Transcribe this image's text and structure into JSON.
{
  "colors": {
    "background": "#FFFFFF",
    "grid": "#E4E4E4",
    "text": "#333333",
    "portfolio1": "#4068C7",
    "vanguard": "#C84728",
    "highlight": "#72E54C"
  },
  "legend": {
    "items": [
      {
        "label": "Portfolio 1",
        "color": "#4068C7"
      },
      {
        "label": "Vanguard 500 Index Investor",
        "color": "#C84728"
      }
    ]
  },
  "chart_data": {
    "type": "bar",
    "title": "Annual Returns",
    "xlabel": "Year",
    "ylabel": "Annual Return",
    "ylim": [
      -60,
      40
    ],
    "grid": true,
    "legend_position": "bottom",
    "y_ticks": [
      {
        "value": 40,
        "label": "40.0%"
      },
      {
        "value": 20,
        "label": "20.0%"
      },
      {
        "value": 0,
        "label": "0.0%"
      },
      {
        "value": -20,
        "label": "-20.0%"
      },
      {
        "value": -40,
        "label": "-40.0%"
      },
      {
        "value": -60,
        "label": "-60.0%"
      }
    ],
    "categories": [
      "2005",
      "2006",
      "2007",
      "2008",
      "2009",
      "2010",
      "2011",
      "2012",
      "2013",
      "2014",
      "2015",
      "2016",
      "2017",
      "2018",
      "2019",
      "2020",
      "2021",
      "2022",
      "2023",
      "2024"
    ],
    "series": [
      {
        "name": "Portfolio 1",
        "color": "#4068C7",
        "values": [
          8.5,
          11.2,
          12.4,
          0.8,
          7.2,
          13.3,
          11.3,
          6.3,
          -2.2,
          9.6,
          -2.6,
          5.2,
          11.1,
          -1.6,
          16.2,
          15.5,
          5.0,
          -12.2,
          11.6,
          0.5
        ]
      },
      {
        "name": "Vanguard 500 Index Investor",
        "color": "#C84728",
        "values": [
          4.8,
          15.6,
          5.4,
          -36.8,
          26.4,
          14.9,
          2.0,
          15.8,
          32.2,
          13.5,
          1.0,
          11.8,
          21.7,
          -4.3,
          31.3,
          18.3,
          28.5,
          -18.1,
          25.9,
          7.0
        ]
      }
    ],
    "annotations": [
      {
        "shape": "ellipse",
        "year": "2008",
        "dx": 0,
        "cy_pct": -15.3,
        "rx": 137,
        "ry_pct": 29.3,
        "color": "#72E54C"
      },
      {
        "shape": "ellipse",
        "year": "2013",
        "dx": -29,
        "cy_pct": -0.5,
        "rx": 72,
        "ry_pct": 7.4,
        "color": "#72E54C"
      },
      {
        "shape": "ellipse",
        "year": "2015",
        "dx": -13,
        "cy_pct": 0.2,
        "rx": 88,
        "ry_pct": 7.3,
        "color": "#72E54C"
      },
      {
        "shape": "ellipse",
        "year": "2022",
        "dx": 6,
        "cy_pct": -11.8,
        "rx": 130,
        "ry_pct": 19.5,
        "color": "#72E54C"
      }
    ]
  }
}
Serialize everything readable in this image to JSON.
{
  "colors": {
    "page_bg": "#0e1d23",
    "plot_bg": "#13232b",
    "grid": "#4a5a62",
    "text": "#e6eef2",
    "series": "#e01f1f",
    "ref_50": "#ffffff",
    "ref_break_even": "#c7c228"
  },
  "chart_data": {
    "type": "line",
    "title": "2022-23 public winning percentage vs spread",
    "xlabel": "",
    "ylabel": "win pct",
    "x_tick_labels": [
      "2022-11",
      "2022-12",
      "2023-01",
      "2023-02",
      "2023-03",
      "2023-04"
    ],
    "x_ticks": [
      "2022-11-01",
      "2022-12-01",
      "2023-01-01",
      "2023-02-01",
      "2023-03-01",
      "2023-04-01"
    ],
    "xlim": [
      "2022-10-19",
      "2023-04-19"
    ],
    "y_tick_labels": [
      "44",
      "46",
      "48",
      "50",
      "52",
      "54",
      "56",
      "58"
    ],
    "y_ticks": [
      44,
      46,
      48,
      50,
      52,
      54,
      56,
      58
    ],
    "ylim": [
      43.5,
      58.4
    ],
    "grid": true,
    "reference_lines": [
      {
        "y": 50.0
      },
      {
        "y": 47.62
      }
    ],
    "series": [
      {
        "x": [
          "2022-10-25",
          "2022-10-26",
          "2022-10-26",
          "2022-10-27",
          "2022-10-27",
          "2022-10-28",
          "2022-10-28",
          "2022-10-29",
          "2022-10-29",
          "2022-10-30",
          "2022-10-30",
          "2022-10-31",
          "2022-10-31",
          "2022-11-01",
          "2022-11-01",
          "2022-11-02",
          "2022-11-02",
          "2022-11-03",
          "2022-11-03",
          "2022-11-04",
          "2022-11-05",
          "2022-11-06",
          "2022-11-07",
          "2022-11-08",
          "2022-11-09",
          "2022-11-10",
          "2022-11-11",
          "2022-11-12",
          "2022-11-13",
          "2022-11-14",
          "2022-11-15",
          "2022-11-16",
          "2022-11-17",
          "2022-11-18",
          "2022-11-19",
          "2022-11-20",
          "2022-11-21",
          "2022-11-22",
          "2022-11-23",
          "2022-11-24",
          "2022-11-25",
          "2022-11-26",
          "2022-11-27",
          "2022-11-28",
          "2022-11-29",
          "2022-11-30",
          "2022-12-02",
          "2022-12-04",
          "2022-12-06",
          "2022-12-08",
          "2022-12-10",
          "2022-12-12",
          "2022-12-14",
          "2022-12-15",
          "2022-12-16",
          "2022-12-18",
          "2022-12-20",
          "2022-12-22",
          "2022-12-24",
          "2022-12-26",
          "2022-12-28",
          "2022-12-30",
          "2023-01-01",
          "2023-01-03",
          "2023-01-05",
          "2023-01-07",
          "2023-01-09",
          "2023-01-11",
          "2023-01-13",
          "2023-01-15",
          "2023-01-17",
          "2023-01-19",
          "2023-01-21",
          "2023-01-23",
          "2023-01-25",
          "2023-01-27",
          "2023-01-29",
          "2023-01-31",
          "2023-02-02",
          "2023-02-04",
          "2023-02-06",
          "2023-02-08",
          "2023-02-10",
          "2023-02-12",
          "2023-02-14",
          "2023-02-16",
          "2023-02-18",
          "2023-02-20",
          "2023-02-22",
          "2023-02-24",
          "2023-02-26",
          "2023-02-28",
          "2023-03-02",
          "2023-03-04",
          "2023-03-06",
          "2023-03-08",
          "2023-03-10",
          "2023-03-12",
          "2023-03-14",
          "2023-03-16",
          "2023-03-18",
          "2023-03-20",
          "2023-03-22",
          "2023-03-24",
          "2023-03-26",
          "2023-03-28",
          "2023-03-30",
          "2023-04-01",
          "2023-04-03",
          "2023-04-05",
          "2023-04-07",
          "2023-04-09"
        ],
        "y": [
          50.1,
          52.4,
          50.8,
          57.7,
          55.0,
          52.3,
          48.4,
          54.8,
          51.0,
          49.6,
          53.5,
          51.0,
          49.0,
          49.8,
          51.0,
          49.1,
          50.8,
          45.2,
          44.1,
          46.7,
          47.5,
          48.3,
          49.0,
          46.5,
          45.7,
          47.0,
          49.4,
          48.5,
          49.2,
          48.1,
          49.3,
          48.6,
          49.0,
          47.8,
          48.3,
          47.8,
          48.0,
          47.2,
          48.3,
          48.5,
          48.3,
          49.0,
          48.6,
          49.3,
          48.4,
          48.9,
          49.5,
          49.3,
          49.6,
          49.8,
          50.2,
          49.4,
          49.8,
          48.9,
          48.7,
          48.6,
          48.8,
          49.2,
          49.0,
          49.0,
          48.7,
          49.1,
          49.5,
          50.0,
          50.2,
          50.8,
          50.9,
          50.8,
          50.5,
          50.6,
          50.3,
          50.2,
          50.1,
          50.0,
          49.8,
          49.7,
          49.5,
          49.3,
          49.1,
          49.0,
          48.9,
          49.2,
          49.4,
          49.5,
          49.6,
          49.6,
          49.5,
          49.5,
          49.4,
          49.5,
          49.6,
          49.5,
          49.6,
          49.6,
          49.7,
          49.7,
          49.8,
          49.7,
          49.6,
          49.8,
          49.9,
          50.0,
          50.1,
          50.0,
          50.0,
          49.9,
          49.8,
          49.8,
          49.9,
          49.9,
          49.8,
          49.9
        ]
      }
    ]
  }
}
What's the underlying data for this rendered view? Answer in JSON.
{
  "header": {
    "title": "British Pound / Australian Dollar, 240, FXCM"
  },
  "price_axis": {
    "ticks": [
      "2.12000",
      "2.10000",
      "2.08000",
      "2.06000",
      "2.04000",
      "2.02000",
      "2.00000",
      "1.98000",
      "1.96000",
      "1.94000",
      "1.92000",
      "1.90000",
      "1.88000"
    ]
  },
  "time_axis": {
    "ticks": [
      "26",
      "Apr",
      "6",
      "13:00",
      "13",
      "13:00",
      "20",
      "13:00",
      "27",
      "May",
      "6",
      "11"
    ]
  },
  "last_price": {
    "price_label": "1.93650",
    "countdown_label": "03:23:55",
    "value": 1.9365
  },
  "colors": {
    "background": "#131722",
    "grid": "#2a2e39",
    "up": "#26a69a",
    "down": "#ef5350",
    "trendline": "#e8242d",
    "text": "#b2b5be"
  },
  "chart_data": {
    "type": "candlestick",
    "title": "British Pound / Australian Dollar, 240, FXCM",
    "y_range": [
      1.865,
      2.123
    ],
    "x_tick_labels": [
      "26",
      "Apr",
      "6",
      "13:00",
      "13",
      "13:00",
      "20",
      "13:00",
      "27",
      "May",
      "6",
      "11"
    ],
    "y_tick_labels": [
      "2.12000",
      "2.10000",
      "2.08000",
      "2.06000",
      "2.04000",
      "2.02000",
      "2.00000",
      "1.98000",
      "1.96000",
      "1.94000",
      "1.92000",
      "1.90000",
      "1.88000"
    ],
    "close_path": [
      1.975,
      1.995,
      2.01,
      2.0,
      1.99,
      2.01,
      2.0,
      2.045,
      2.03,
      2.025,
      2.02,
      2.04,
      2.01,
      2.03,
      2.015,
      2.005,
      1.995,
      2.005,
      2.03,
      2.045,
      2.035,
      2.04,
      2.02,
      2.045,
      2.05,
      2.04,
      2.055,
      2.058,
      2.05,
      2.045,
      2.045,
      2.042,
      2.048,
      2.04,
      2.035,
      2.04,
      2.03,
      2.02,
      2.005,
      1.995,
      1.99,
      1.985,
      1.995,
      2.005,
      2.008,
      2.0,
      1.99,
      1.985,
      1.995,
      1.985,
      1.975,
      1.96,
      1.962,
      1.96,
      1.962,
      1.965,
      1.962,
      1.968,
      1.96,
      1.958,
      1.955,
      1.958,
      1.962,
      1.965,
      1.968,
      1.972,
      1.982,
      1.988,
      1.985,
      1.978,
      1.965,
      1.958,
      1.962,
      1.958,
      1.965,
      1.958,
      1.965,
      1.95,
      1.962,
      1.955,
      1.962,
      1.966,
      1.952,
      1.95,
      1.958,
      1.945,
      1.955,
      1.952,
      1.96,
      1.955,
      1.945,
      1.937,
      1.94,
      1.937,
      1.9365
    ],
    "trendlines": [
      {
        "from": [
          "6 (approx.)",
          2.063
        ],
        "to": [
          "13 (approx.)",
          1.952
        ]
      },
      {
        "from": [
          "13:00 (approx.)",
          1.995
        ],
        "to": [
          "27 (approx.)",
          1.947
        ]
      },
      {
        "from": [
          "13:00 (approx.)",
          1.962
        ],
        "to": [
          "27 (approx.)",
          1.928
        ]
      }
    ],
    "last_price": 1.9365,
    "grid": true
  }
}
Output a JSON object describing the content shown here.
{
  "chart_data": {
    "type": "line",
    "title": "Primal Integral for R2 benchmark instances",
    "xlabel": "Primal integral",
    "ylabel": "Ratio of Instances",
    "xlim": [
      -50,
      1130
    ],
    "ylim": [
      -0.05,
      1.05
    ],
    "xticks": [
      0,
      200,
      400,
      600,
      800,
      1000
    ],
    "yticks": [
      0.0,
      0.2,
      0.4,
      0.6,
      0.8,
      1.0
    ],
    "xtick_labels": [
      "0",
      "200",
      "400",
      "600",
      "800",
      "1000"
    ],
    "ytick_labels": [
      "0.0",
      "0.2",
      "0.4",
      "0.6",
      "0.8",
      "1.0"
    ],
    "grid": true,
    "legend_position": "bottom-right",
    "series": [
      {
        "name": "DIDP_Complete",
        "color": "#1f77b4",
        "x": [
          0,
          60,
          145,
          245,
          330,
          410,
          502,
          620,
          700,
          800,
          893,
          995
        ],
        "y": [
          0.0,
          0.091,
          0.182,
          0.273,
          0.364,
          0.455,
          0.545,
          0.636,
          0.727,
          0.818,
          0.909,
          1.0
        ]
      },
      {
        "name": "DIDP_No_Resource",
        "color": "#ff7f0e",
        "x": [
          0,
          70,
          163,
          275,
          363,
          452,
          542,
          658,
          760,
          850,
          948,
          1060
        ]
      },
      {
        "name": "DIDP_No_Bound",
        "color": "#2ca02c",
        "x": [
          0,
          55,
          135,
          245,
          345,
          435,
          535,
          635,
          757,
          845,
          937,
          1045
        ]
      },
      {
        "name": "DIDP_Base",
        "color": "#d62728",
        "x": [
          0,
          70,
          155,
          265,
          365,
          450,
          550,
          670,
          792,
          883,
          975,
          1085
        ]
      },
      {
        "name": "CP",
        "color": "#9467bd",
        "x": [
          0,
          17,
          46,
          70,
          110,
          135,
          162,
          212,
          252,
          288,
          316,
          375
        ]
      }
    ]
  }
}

====

*Exercise task*:
Look through the entries above and report each line where the string "background" occurs.

*Solution to the exercise*:
    "background": "#FFFFFF",
    "background": "#131722",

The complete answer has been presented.